= WHAT TO DO =
Return the lines below that carry the word "PARK".

Figure data in JSON
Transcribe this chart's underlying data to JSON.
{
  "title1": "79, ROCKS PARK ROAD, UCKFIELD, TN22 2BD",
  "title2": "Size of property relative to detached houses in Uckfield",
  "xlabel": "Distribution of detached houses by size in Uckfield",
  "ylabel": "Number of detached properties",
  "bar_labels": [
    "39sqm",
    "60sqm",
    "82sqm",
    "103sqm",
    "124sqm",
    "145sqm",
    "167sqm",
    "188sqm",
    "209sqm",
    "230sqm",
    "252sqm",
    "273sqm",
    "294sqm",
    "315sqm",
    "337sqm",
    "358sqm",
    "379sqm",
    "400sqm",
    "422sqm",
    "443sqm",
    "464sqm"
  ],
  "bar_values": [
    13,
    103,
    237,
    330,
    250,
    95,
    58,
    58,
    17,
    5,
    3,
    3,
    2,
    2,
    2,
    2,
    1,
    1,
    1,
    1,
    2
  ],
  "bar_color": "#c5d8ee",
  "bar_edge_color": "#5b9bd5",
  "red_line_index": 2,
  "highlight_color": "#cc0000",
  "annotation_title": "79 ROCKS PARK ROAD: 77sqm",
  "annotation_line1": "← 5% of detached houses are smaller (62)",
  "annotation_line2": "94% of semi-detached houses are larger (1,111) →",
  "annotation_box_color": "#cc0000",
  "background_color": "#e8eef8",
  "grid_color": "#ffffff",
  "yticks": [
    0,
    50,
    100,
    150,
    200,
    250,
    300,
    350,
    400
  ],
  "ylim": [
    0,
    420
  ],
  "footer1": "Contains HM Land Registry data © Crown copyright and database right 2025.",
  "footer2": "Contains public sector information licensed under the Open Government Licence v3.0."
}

= RESULT OF THIS EXERCISE =
  "title1": "79, ROCKS PARK ROAD, UCKFIELD, TN22 2BD",
  "annotation_title": "79 ROCKS PARK ROAD: 77sqm",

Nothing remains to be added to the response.